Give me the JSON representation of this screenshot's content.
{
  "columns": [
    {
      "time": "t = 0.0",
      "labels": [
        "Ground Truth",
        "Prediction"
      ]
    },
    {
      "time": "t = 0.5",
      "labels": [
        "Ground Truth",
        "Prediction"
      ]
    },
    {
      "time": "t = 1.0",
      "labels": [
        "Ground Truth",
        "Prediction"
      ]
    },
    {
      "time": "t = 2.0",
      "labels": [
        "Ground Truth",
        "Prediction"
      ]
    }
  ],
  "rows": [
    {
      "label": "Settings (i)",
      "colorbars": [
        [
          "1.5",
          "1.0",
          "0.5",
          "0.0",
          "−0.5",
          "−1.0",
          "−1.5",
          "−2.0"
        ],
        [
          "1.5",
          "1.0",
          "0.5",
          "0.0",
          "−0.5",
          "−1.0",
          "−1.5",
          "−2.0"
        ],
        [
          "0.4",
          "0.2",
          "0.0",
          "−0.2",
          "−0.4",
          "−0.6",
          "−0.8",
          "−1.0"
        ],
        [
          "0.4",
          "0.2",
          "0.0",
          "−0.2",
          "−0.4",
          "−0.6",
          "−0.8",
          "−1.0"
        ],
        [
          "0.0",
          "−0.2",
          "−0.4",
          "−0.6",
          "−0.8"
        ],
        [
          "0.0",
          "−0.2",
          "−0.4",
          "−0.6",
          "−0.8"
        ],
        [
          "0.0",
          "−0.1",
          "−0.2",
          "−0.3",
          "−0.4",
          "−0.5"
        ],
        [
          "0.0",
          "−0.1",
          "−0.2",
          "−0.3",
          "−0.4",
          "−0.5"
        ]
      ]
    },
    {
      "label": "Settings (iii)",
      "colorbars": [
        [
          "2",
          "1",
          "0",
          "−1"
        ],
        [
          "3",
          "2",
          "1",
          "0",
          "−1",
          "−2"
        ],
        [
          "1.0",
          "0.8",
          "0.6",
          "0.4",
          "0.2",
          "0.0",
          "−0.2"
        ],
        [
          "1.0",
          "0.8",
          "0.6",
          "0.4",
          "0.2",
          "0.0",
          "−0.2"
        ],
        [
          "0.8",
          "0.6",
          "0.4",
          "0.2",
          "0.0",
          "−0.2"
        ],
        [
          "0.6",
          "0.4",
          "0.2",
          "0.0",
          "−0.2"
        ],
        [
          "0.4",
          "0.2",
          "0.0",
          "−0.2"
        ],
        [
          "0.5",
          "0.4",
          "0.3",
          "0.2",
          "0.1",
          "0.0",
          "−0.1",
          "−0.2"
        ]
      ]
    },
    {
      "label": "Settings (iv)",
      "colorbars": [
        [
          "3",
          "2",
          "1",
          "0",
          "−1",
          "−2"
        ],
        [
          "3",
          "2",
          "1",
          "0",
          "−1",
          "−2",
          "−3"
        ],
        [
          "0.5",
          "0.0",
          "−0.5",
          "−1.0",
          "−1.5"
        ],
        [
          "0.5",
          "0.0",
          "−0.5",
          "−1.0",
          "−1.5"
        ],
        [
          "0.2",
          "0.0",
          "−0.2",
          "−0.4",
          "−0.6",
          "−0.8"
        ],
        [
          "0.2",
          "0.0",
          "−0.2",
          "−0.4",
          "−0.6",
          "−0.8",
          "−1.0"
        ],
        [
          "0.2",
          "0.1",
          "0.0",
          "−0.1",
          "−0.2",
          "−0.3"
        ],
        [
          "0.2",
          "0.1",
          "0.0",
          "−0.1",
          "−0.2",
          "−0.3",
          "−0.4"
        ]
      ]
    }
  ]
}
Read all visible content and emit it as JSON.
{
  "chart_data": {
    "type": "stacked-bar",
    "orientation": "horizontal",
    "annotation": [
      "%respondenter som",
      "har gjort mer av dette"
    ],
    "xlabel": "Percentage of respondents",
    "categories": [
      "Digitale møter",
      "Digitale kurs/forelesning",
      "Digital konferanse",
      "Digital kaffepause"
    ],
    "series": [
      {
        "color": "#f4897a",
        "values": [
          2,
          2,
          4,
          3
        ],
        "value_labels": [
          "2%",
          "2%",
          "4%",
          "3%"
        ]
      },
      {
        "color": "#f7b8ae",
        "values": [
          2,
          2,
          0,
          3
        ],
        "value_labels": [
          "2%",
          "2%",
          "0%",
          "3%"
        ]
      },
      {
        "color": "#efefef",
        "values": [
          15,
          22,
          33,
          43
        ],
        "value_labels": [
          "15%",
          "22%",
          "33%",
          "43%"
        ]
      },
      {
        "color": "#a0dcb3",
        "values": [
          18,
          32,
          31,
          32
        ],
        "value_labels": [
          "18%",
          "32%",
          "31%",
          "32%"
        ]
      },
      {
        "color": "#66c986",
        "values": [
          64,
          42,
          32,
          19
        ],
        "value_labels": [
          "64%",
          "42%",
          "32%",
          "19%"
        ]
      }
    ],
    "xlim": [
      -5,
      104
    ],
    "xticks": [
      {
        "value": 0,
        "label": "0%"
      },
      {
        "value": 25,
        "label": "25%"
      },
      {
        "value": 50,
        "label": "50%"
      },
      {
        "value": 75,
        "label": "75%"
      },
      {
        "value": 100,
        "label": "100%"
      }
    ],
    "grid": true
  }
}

--

Quote the data above in full, changing nothing.

### EXERCISE RESPONSE:
Give me the JSON representation of this screenshot's content.
{
  "columns": [
    {
      "time": "t = 0.0",
      "labels": [
        "Ground Truth",
        "Prediction"
      ]
    },
    {
      "time": "t = 0.5",
      "labels": [
        "Ground Truth",
        "Prediction"
      ]
    },
    {
      "time": "t = 1.0",
      "labels": [
        "Ground Truth",
        "Prediction"
      ]
    },
    {
      "time": "t = 2.0",
      "labels": [
        "Ground Truth",
        "Prediction"
      ]
    }
  ],
  "rows": [
    {
      "label": "Settings (i)",
      "colorbars": [
        [
          "1.5",
          "1.0",
          "0.5",
          "0.0",
          "−0.5",
          "−1.0",
          "−1.5",
          "−2.0"
        ],
        [
          "1.5",
          "1.0",
          "0.5",
          "0.0",
          "−0.5",
          "−1.0",
          "−1.5",
          "−2.0"
        ],
        [
          "0.4",
          "0.2",
          "0.0",
          "−0.2",
          "−0.4",
          "−0.6",
          "−0.8",
          "−1.0"
        ],
        [
          "0.4",
          "0.2",
          "0.0",
          "−0.2",
          "−0.4",
          "−0.6",
          "−0.8",
          "−1.0"
        ],
        [
          "0.0",
          "−0.2",
          "−0.4",
          "−0.6",
          "−0.8"
        ],
        [
          "0.0",
          "−0.2",
          "−0.4",
          "−0.6",
          "−0.8"
        ],
        [
          "0.0",
          "−0.1",
          "−0.2",
          "−0.3",
          "−0.4",
          "−0.5"
        ],
        [
          "0.0",
          "−0.1",
          "−0.2",
          "−0.3",
          "−0.4",
          "−0.5"
        ]
      ]
    },
    {
      "label": "Settings (iii)",
      "colorbars": [
        [
          "2",
          "1",
          "0",
          "−1"
        ],
        [
          "3",
          "2",
          "1",
          "0",
          "−1",
          "−2"
        ],
        [
          "1.0",
          "0.8",
          "0.6",
          "0.4",
          "0.2",
          "0.0",
          "−0.2"
        ],
        [
          "1.0",
          "0.8",
          "0.6",
          "0.4",
          "0.2",
          "0.0",
          "−0.2"
        ],
        [
          "0.8",
          "0.6",
          "0.4",
          "0.2",
          "0.0",
          "−0.2"
        ],
        [
          "0.6",
          "0.4",
          "0.2",
          "0.0",
          "−0.2"
        ],
        [
          "0.4",
          "0.2",
          "0.0",
          "−0.2"
        ],
        [
          "0.5",
          "0.4",
          "0.3",
          "0.2",
          "0.1",
          "0.0",
          "−0.1",
          "−0.2"
        ]
      ]
    },
    {
      "label": "Settings (iv)",
      "colorbars": [
        [
          "3",
          "2",
          "1",
          "0",
          "−1",
          "−2"
        ],
        [
          "3",
          "2",
          "1",
          "0",
          "−1",
          "−2",
          "−3"
        ],
        [
          "0.5",
          "0.0",
          "−0.5",
          "−1.0",
          "−1.5"
        ],
        [
          "0.5",
          "0.0",
          "−0.5",
          "−1.0",
          "−1.5"
        ],
        [
          "0.2",
          "0.0",
          "−0.2",
          "−0.4",
          "−0.6",
          "−0.8"
        ],
        [
          "0.2",
          "0.0",
          "−0.2",
          "−0.4",
          "−0.6",
          "−0.8",
          "−1.0"
        ],
        [
          "0.2",
          "0.1",
          "0.0",
          "−0.1",
          "−0.2",
          "−0.3"
        ],
        [
          "0.2",
          "0.1",
          "0.0",
          "−0.1",
          "−0.2",
          "−0.3",
          "−0.4"
        ]
      ]
    }
  ]
}
Read all visible content and emit it as JSON.
{
  "chart_data": {
    "type": "stacked-bar",
    "orientation": "horizontal",
    "annotation": [
      "%respondenter som",
      "har gjort mer av dette"
    ],
    "xlabel": "Percentage of respondents",
    "categories": [
      "Digitale møter",
      "Digitale kurs/forelesning",
      "Digital konferanse",
      "Digital kaffepause"
    ],
    "series": [
      {
        "color": "#f4897a",
        "values": [
          2,
          2,
          4,
          3
        ],
        "value_labels": [
          "2%",
          "2%",
          "4%",
          "3%"
        ]
      },
      {
        "color": "#f7b8ae",
        "values": [
          2,
          2,
          0,
          3
        ],
        "value_labels": [
          "2%",
          "2%",
          "0%",
          "3%"
        ]
      },
      {
        "color": "#efefef",
        "values": [
          15,
          22,
          33,
          43
        ],
        "value_labels": [
          "15%",
          "22%",
          "33%",
          "43%"
        ]
      },
      {
        "color": "#a0dcb3",
        "values": [
          18,
          32,
          31,
          32
        ],
        "value_labels": [
          "18%",
          "32%",
          "31%",
          "32%"
        ]
      },
      {
        "color": "#66c986",
        "values": [
          64,
          42,
          32,
          19
        ],
        "value_labels": [
          "64%",
          "42%",
          "32%",
          "19%"
        ]
      }
    ],
    "xlim": [
      -5,
      104
    ],
    "xticks": [
      {
        "value": 0,
        "label": "0%"
      },
      {
        "value": 25,
        "label": "25%"
      },
      {
        "value": 50,
        "label": "50%"
      },
      {
        "value": 75,
        "label": "75%"
      },
      {
        "value": 100,
        "label": "100%"
      }
    ],
    "grid": true
  }
}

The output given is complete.